> **Aim**:
An exact copy of every record is needed.

> **Information supplied**:
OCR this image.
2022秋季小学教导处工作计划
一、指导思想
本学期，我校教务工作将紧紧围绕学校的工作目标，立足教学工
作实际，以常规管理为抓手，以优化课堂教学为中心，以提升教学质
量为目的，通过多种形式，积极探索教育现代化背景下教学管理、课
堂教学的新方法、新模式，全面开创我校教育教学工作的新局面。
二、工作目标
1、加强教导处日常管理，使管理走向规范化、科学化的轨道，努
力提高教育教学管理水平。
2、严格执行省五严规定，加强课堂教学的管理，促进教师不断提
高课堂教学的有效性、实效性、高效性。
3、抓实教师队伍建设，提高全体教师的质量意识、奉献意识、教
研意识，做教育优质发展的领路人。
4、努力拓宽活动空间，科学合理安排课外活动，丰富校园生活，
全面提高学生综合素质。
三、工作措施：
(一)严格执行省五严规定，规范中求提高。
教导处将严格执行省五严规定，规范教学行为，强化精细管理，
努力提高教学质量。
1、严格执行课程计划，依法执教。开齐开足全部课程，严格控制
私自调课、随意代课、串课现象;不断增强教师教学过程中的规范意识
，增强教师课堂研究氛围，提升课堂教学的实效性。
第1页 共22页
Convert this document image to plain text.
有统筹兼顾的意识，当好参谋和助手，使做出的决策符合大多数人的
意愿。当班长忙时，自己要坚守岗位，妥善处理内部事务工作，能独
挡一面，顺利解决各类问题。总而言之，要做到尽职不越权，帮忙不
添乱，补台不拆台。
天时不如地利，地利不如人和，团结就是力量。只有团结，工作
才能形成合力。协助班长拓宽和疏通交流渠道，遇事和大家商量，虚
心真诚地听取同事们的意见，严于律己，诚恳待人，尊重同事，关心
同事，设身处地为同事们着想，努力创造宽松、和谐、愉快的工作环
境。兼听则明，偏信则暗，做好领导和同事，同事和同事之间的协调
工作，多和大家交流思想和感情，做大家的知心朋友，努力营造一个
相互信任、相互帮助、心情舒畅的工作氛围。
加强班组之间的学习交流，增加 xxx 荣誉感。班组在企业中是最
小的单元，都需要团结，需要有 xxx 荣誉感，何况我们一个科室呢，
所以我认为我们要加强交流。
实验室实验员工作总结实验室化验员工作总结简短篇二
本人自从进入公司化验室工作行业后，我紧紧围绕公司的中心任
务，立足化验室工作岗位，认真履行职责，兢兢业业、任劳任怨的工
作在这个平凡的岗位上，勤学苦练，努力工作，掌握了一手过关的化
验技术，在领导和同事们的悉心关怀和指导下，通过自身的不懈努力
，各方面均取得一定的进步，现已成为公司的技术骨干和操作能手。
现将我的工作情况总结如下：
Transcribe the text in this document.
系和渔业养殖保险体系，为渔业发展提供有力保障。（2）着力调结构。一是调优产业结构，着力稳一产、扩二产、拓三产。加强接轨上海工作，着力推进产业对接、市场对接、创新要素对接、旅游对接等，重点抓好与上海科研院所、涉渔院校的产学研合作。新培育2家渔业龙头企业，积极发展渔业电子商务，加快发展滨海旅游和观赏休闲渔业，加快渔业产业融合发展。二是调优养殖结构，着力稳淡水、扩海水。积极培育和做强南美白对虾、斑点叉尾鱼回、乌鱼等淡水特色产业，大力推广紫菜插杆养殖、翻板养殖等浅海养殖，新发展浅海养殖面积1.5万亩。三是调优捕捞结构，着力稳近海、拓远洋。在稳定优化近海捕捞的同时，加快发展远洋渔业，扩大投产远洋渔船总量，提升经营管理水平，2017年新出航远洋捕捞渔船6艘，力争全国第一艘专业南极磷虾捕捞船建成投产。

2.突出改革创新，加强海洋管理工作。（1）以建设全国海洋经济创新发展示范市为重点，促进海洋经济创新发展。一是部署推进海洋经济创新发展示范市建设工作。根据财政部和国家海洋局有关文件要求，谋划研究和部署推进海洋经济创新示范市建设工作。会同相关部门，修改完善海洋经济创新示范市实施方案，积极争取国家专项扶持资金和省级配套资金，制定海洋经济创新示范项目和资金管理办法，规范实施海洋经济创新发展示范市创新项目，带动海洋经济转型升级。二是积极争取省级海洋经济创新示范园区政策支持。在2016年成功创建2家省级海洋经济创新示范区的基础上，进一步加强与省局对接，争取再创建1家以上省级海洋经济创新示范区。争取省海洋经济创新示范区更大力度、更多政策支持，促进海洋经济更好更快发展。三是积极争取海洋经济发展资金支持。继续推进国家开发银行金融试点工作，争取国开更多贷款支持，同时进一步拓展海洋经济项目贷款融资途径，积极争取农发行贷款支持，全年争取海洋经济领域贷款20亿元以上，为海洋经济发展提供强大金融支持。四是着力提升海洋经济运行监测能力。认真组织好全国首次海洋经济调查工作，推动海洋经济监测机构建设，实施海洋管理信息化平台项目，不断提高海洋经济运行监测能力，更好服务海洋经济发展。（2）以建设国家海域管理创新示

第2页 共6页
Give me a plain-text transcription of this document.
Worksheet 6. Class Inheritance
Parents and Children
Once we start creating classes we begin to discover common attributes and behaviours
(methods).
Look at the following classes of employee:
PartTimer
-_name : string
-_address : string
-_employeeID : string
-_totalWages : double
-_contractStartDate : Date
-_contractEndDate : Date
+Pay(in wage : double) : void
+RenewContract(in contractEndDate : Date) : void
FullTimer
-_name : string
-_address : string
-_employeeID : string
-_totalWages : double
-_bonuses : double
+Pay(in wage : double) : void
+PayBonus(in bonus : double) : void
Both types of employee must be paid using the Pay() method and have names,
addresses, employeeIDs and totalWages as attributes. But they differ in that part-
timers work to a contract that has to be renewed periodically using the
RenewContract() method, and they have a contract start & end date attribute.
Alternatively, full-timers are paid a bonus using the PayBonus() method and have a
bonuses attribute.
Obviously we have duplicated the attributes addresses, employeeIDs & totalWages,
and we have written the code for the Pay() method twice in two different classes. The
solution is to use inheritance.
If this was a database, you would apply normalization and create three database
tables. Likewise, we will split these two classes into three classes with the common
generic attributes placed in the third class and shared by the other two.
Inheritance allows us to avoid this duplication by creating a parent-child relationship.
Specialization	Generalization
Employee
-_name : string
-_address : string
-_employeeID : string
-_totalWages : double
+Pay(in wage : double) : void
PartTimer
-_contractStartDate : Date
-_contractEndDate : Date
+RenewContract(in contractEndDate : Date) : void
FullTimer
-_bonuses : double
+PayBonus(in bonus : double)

> **Response to this exercise**:
OCR this image.
2022秋季小学教导处工作计划
一、指导思想
本学期，我校教务工作将紧紧围绕学校的工作目标，立足教学工
作实际，以常规管理为抓手，以优化课堂教学为中心，以提升教学质
量为目的，通过多种形式，积极探索教育现代化背景下教学管理、课
堂教学的新方法、新模式，全面开创我校教育教学工作的新局面。
二、工作目标
1、加强教导处日常管理，使管理走向规范化、科学化的轨道，努
力提高教育教学管理水平。
2、严格执行省五严规定，加强课堂教学的管理，促进教师不断提
高课堂教学的有效性、实效性、高效性。
3、抓实教师队伍建设，提高全体教师的质量意识、奉献意识、教
研意识，做教育优质发展的领路人。
4、努力拓宽活动空间，科学合理安排课外活动，丰富校园生活，
全面提高学生综合素质。
三、工作措施：
(一)严格执行省五严规定，规范中求提高。
教导处将严格执行省五严规定，规范教学行为，强化精细管理，
努力提高教学质量。
1、严格执行课程计划，依法执教。开齐开足全部课程，严格控制
私自调课、随意代课、串课现象;不断增强教师教学过程中的规范意识
，增强教师课堂研究氛围，提升课堂教学的实效性。
第1页 共22页
Convert this document image to plain text.
有统筹兼顾的意识，当好参谋和助手，使做出的决策符合大多数人的
意愿。当班长忙时，自己要坚守岗位，妥善处理内部事务工作，能独
挡一面，顺利解决各类问题。总而言之，要做到尽职不越权，帮忙不
添乱，补台不拆台。
天时不如地利，地利不如人和，团结就是力量。只有团结，工作
才能形成合力。协助班长拓宽和疏通交流渠道，遇事和大家商量，虚
心真诚地听取同事们的意见，严于律己，诚恳待人，尊重同事，关心
同事，设身处地为同事们着想，努力创造宽松、和谐、愉快的工作环
境。兼听则明，偏信则暗，做好领导和同事，同事和同事之间的协调
工作，多和大家交流思想和感情，做大家的知心朋友，努力营造一个
相互信任、相互帮助、心情舒畅的工作氛围。
加强班组之间的学习交流，增加 xxx 荣誉感。班组在企业中是最
小的单元，都需要团结，需要有 xxx 荣誉感，何况我们一个科室呢，
所以我认为我们要加强交流。
实验室实验员工作总结实验室化验员工作总结简短篇二
本人自从进入公司化验室工作行业后，我紧紧围绕公司的中心任
务，立足化验室工作岗位，认真履行职责，兢兢业业、任劳任怨的工
作在这个平凡的岗位上，勤学苦练，努力工作，掌握了一手过关的化
验技术，在领导和同事们的悉心关怀和指导下，通过自身的不懈努力
，各方面均取得一定的进步，现已成为公司的技术骨干和操作能手。
现将我的工作情况总结如下：
Transcribe the text in this document.
系和渔业养殖保险体系，为渔业发展提供有力保障。（2）着力调结构。一是调优产业结构，着力稳一产、扩二产、拓三产。加强接轨上海工作，着力推进产业对接、市场对接、创新要素对接、旅游对接等，重点抓好与上海科研院所、涉渔院校的产学研合作。新培育2家渔业龙头企业，积极发展渔业电子商务，加快发展滨海旅游和观赏休闲渔业，加快渔业产业融合发展。二是调优养殖结构，着力稳淡水、扩海水。积极培育和做强南美白对虾、斑点叉尾鱼回、乌鱼等淡水特色产业，大力推广紫菜插杆养殖、翻板养殖等浅海养殖，新发展浅海养殖面积1.5万亩。三是调优捕捞结构，着力稳近海、拓远洋。在稳定优化近海捕捞的同时，加快发展远洋渔业，扩大投产远洋渔船总量，提升经营管理水平，2017年新出航远洋捕捞渔船6艘，力争全国第一艘专业南极磷虾捕捞船建成投产。

2.突出改革创新，加强海洋管理工作。（1）以建设全国海洋经济创新发展示范市为重点，促进海洋经济创新发展。一是部署推进海洋经济创新发展示范市建设工作。根据财政部和国家海洋局有关文件要求，谋划研究和部署推进海洋经济创新示范市建设工作。会同相关部门，修改完善海洋经济创新示范市实施方案，积极争取国家专项扶持资金和省级配套资金，制定海洋经济创新示范项目和资金管理办法，规范实施海洋经济创新发展示范市创新项目，带动海洋经济转型升级。二是积极争取省级海洋经济创新示范园区政策支持。在2016年成功创建2家省级海洋经济创新示范区的基础上，进一步加强与省局对接，争取再创建1家以上省级海洋经济创新示范区。争取省海洋经济创新示范区更大力度、更多政策支持，促进海洋经济更好更快发展。三是积极争取海洋经济发展资金支持。继续推进国家开发银行金融试点工作，争取国开更多贷款支持，同时进一步拓展海洋经济项目贷款融资途径，积极争取农发行贷款支持，全年争取海洋经济领域贷款20亿元以上，为海洋经济发展提供强大金融支持。四是着力提升海洋经济运行监测能力。认真组织好全国首次海洋经济调查工作，推动海洋经济监测机构建设，实施海洋管理信息化平台项目，不断提高海洋经济运行监测能力，更好服务海洋经济发展。（2）以建设国家海域管理创新示

第2页 共6页
Give me a plain-text transcription of this document.
Worksheet 6. Class Inheritance
Parents and Children
Once we start creating classes we begin to discover common attributes and behaviours
(methods).
Look at the following classes of employee:
PartTimer
-_name : string
-_address : string
-_employeeID : string
-_totalWages : double
-_contractStartDate : Date
-_contractEndDate : Date
+Pay(in wage : double) : void
+RenewContract(in contractEndDate : Date) : void
FullTimer
-_name : string
-_address : string
-_employeeID : string
-_totalWages : double
-_bonuses : double
+Pay(in wage : double) : void
+PayBonus(in bonus : double) : void
Both types of employee must be paid using the Pay() method and have names,
addresses, employeeIDs and totalWages as attributes. But they differ in that part-
timers work to a contract that has to be renewed periodically using the
RenewContract() method, and they have a contract start & end date attribute.
Alternatively, full-timers are paid a bonus using the PayBonus() method and have a
bonuses attribute.
Obviously we have duplicated the attributes addresses, employeeIDs & totalWages,
and we have written the code for the Pay() method twice in two different classes. The
solution is to use inheritance.
If this was a database, you would apply normalization and create three database
tables. Likewise, we will split these two classes into three classes with the common
generic attributes placed in the third class and shared by the other two.
Inheritance allows us to avoid this duplication by creating a parent-child relationship.
Specialization	Generalization
Employee
-_name : string
-_address : string
-_employeeID : string
-_totalWages : double
+Pay(in wage : double) : void
PartTimer
-_contractStartDate : Date
-_contractEndDate : Date
+RenewContract(in contractEndDate : Date) : void
FullTimer
-_bonuses : double
+PayBonus(in bonus : double)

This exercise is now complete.